[Data entries for graphics]

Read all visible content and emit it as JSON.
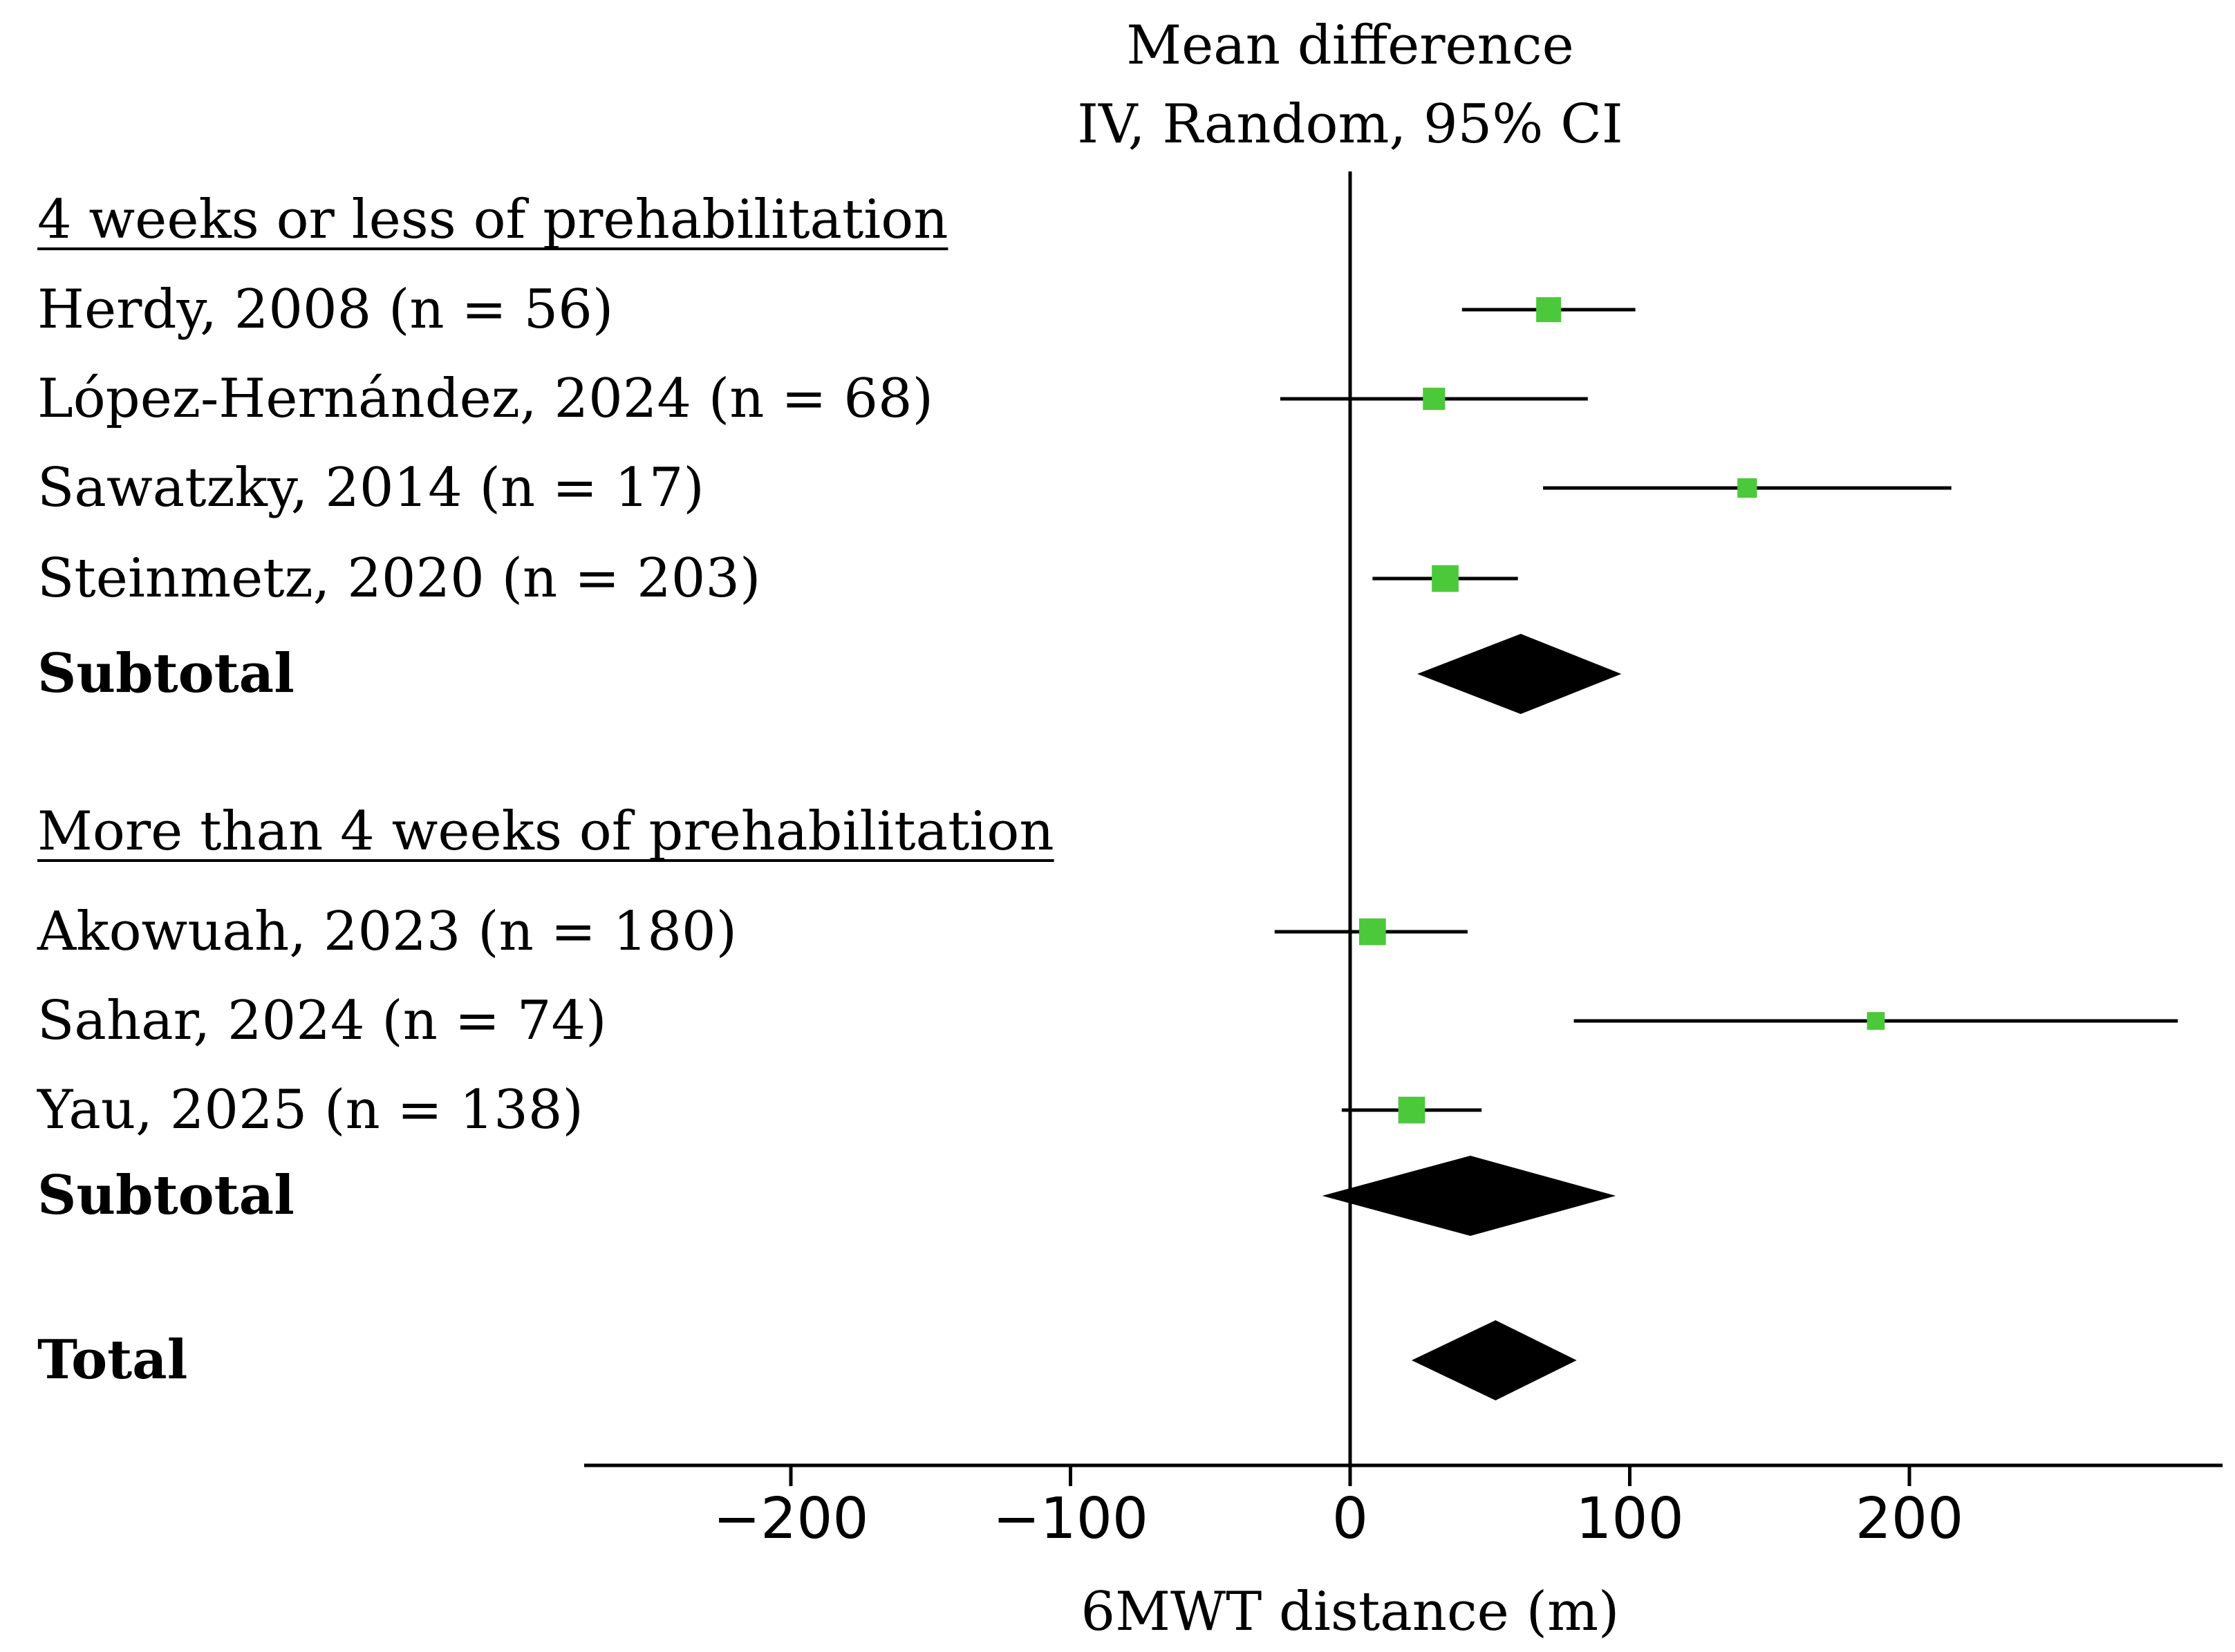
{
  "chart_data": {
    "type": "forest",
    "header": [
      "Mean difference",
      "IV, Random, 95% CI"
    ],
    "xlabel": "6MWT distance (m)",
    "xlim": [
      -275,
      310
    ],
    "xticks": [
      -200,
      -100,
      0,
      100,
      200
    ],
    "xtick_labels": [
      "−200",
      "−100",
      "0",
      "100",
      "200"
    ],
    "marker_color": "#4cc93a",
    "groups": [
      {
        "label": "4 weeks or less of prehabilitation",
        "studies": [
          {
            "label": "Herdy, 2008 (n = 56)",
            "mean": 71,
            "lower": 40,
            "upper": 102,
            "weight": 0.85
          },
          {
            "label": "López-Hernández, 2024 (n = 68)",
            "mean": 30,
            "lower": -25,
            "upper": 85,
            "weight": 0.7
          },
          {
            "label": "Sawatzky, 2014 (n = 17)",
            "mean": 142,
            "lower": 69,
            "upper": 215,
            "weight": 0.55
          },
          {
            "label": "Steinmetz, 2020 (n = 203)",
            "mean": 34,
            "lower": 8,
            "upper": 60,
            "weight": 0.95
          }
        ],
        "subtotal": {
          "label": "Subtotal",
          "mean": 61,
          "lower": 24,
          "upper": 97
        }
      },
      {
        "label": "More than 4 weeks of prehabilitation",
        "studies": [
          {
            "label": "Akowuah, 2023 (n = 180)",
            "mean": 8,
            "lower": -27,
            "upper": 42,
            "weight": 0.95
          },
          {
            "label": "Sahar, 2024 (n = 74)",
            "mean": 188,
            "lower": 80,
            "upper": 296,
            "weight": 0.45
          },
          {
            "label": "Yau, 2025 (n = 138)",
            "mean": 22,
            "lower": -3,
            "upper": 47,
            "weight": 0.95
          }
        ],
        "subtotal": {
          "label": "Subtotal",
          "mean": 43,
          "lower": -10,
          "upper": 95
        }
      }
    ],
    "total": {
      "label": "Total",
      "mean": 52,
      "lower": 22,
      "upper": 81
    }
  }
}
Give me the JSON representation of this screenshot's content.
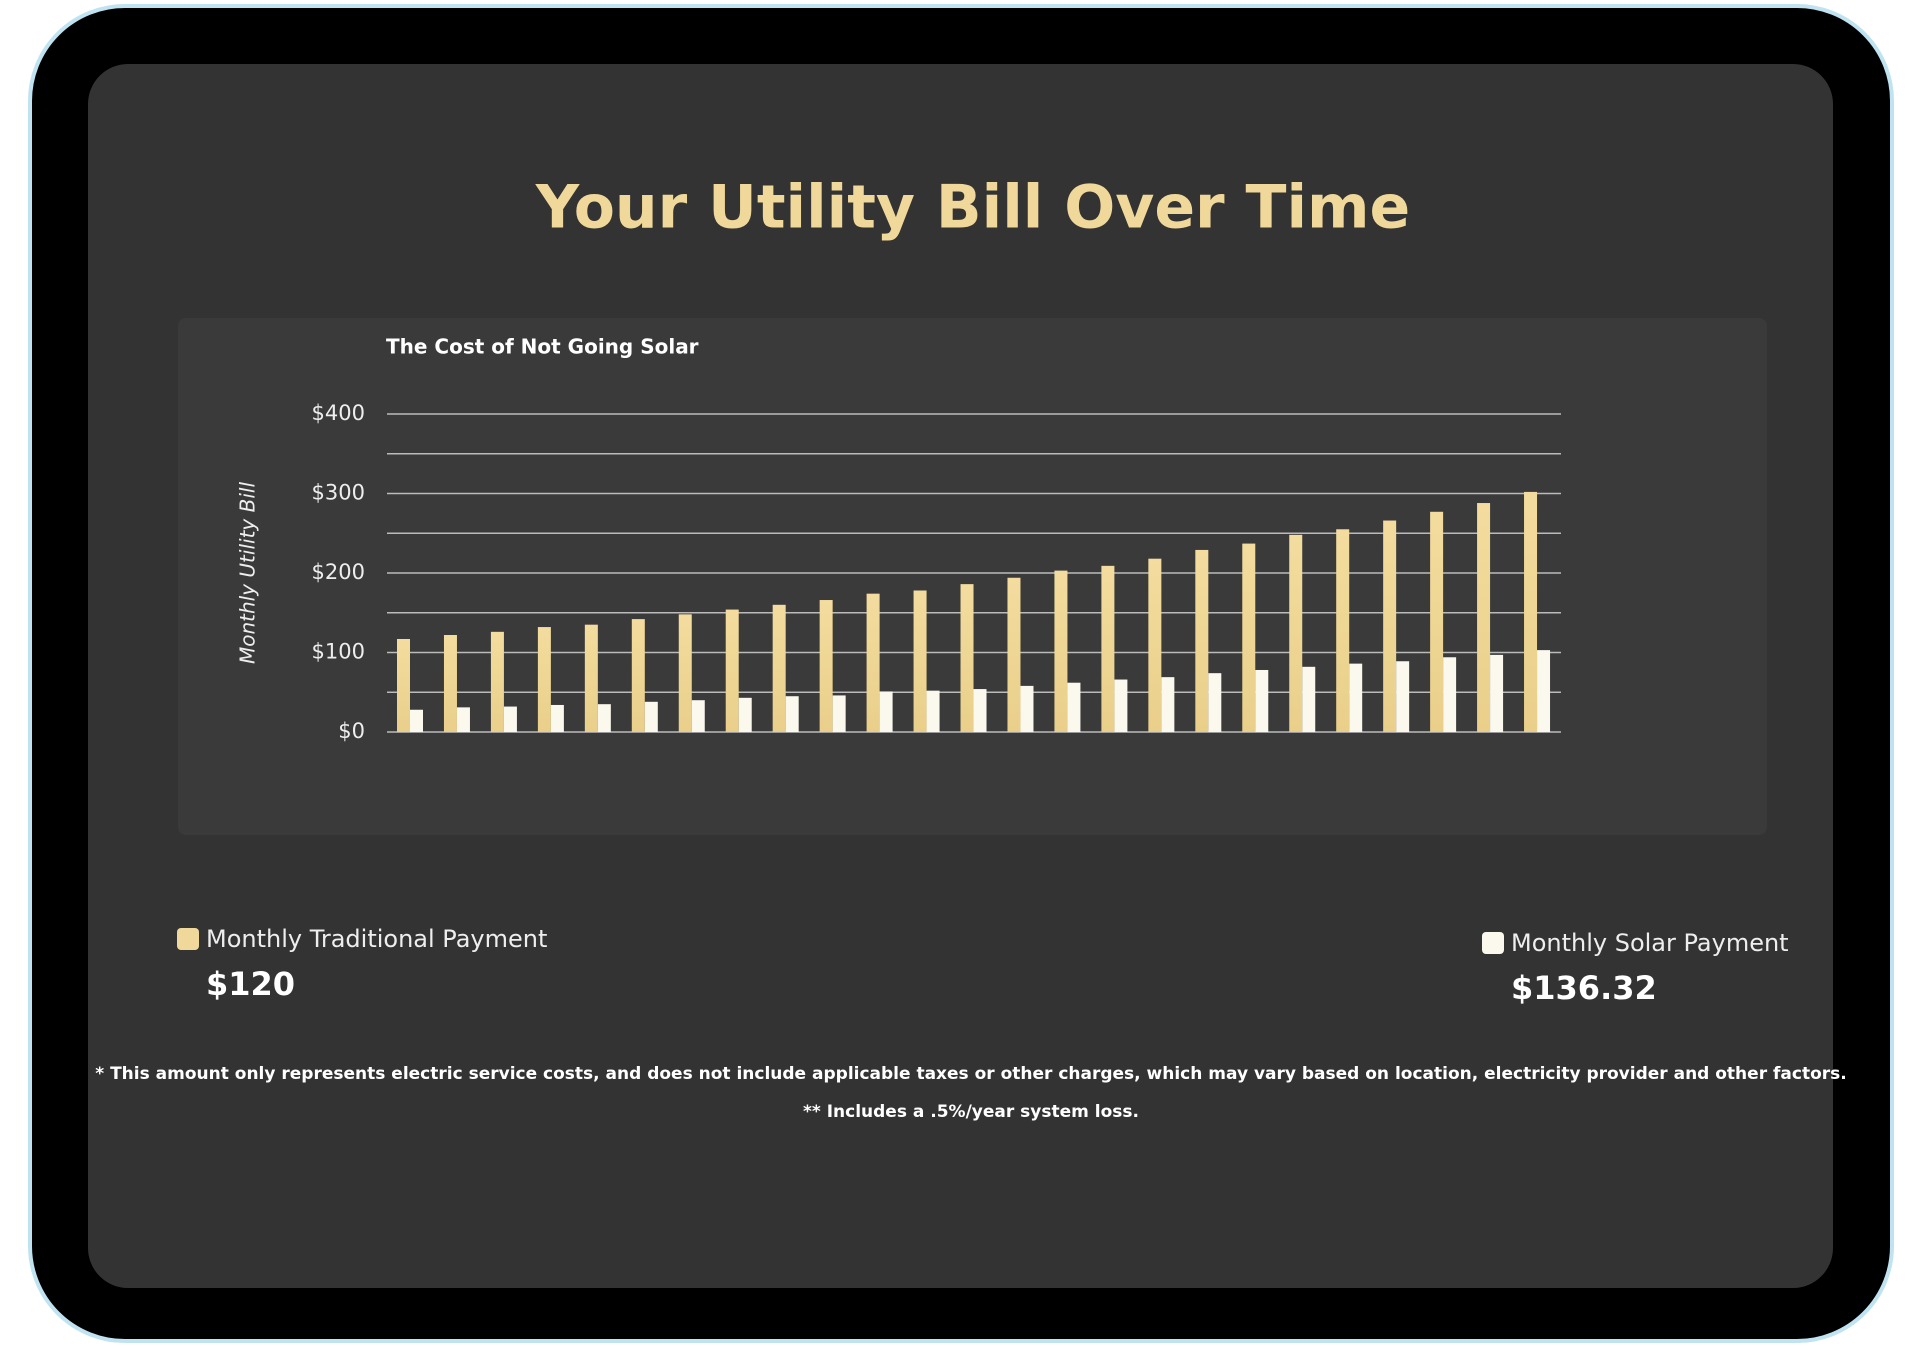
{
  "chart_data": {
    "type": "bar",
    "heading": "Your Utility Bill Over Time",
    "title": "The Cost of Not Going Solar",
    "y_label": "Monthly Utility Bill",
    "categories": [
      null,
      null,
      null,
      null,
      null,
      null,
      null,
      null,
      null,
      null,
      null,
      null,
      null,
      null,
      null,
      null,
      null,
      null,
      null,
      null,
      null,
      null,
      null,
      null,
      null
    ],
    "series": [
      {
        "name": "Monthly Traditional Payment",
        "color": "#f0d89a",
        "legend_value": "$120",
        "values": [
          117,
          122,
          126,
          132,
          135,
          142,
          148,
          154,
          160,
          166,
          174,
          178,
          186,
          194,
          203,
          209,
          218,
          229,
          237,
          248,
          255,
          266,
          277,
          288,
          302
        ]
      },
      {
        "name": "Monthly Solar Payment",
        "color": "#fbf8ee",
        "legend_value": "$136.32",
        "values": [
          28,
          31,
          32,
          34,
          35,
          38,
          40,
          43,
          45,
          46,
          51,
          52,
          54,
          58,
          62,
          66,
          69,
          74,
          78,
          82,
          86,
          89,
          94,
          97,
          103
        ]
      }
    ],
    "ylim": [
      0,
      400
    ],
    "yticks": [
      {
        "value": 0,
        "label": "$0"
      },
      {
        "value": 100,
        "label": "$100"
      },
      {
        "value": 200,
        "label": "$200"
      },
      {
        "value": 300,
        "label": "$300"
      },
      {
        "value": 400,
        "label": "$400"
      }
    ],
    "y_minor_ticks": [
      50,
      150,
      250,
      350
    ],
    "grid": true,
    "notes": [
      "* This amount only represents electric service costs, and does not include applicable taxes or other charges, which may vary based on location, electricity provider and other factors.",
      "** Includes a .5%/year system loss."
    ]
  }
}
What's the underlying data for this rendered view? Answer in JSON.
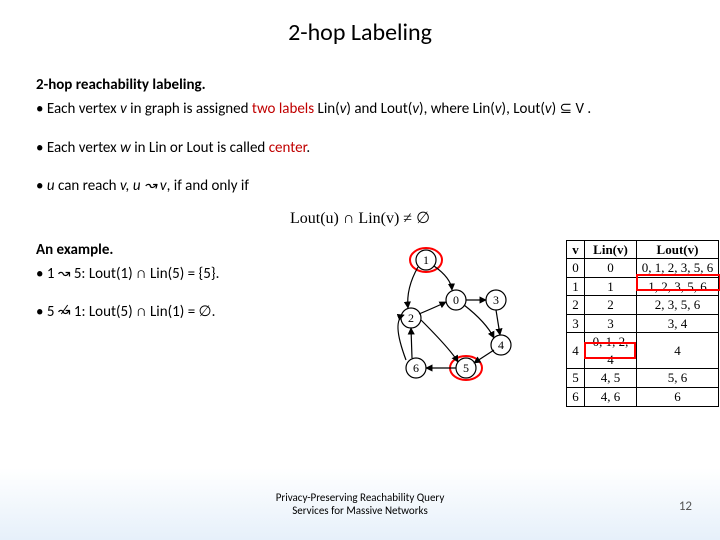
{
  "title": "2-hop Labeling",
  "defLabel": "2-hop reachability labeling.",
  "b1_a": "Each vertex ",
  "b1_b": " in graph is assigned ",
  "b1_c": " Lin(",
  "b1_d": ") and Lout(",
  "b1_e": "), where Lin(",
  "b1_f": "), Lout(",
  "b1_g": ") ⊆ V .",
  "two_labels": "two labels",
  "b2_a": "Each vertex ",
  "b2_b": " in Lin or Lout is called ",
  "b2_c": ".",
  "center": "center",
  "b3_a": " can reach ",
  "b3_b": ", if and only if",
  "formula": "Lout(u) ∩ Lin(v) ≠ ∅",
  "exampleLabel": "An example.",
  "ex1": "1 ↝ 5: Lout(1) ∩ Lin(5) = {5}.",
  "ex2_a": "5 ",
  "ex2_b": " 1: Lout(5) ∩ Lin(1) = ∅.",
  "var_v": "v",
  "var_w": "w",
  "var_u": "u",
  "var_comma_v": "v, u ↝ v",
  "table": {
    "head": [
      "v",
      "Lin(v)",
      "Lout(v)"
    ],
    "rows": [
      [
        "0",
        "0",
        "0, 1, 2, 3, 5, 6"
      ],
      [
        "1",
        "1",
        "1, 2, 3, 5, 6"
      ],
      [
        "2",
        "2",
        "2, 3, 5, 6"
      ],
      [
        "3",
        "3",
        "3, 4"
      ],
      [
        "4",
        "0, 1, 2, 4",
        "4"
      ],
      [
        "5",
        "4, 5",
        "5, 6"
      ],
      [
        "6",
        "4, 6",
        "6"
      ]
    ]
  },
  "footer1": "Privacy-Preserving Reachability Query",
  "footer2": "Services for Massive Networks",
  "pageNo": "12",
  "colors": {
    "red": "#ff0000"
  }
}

● **Set exercise**: Return to the listing above and set it down exactly, leaving out its pictures.

● **The solution**:
Read all visible content and emit it as JSON.
{
  "chart_data": {
    "type": "forest",
    "header": [
      "Mean difference",
      "IV, Random, 95% CI"
    ],
    "xlabel": "6MWT distance (m)",
    "xlim": [
      -275,
      310
    ],
    "xticks": [
      -200,
      -100,
      0,
      100,
      200
    ],
    "xtick_labels": [
      "−200",
      "−100",
      "0",
      "100",
      "200"
    ],
    "marker_color": "#4cc93a",
    "groups": [
      {
        "label": "4 weeks or less of prehabilitation",
        "studies": [
          {
            "label": "Herdy, 2008 (n = 56)",
            "mean": 71,
            "lower": 40,
            "upper": 102,
            "weight": 0.85
          },
          {
            "label": "López-Hernández, 2024 (n = 68)",
            "mean": 30,
            "lower": -25,
            "upper": 85,
            "weight": 0.7
          },
          {
            "label": "Sawatzky, 2014 (n = 17)",
            "mean": 142,
            "lower": 69,
            "upper": 215,
            "weight": 0.55
          },
          {
            "label": "Steinmetz, 2020 (n = 203)",
            "mean": 34,
            "lower": 8,
            "upper": 60,
            "weight": 0.95
          }
        ],
        "subtotal": {
          "label": "Subtotal",
          "mean": 61,
          "lower": 24,
          "upper": 97
        }
      },
      {
        "label": "More than 4 weeks of prehabilitation",
        "studies": [
          {
            "label": "Akowuah, 2023 (n = 180)",
            "mean": 8,
            "lower": -27,
            "upper": 42,
            "weight": 0.95
          },
          {
            "label": "Sahar, 2024 (n = 74)",
            "mean": 188,
            "lower": 80,
            "upper": 296,
            "weight": 0.45
          },
          {
            "label": "Yau, 2025 (n = 138)",
            "mean": 22,
            "lower": -3,
            "upper": 47,
            "weight": 0.95
          }
        ],
        "subtotal": {
          "label": "Subtotal",
          "mean": 43,
          "lower": -10,
          "upper": 95
        }
      }
    ],
    "total": {
      "label": "Total",
      "mean": 52,
      "lower": 22,
      "upper": 81
    }
  }
}
Give me the JSON representation of this screenshot's content.
{
  "chart_data": {
    "type": "bar",
    "heading": "Your Utility Bill Over Time",
    "title": "The Cost of Not Going Solar",
    "y_label": "Monthly Utility Bill",
    "categories": [
      null,
      null,
      null,
      null,
      null,
      null,
      null,
      null,
      null,
      null,
      null,
      null,
      null,
      null,
      null,
      null,
      null,
      null,
      null,
      null,
      null,
      null,
      null,
      null,
      null
    ],
    "series": [
      {
        "name": "Monthly Traditional Payment",
        "color": "#f0d89a",
        "legend_value": "$120",
        "values": [
          117,
          122,
          126,
          132,
          135,
          142,
          148,
          154,
          160,
          166,
          174,
          178,
          186,
          194,
          203,
          209,
          218,
          229,
          237,
          248,
          255,
          266,
          277,
          288,
          302
        ]
      },
      {
        "name": "Monthly Solar Payment",
        "color": "#fbf8ee",
        "legend_value": "$136.32",
        "values": [
          28,
          31,
          32,
          34,
          35,
          38,
          40,
          43,
          45,
          46,
          51,
          52,
          54,
          58,
          62,
          66,
          69,
          74,
          78,
          82,
          86,
          89,
          94,
          97,
          103
        ]
      }
    ],
    "ylim": [
      0,
      400
    ],
    "yticks": [
      {
        "value": 0,
        "label": "$0"
      },
      {
        "value": 100,
        "label": "$100"
      },
      {
        "value": 200,
        "label": "$200"
      },
      {
        "value": 300,
        "label": "$300"
      },
      {
        "value": 400,
        "label": "$400"
      }
    ],
    "y_minor_ticks": [
      50,
      150,
      250,
      350
    ],
    "grid": true,
    "notes": [
      "* This amount only represents electric service costs, and does not include applicable taxes or other charges, which may vary based on location, electricity provider and other factors.",
      "** Includes a .5%/year system loss."
    ]
  }
}
What's the underlying data for this rendered view? Answer in JSON.
{
  "title": "2-hop Labeling",
  "defLabel": "2-hop reachability labeling.",
  "b1_a": "Each vertex ",
  "b1_b": " in graph is assigned ",
  "b1_c": " Lin(",
  "b1_d": ") and Lout(",
  "b1_e": "), where Lin(",
  "b1_f": "), Lout(",
  "b1_g": ") ⊆ V .",
  "two_labels": "two labels",
  "b2_a": "Each vertex ",
  "b2_b": " in Lin or Lout is called ",
  "b2_c": ".",
  "center": "center",
  "b3_a": " can reach ",
  "b3_b": ", if and only if",
  "formula": "Lout(u) ∩ Lin(v) ≠ ∅",
  "exampleLabel": "An example.",
  "ex1": "1 ↝ 5: Lout(1) ∩ Lin(5) = {5}.",
  "ex2_a": "5 ",
  "ex2_b": " 1: Lout(5) ∩ Lin(1) = ∅.",
  "var_v": "v",
  "var_w": "w",
  "var_u": "u",
  "var_comma_v": "v, u ↝ v",
  "table": {
    "head": [
      "v",
      "Lin(v)",
      "Lout(v)"
    ],
    "rows": [
      [
        "0",
        "0",
        "0, 1, 2, 3, 5, 6"
      ],
      [
        "1",
        "1",
        "1, 2, 3, 5, 6"
      ],
      [
        "2",
        "2",
        "2, 3, 5, 6"
      ],
      [
        "3",
        "3",
        "3, 4"
      ],
      [
        "4",
        "0, 1, 2, 4",
        "4"
      ],
      [
        "5",
        "4, 5",
        "5, 6"
      ],
      [
        "6",
        "4, 6",
        "6"
      ]
    ]
  },
  "footer1": "Privacy-Preserving Reachability Query",
  "footer2": "Services for Massive Networks",
  "pageNo": "12",
  "colors": {
    "red": "#ff0000"
  }
}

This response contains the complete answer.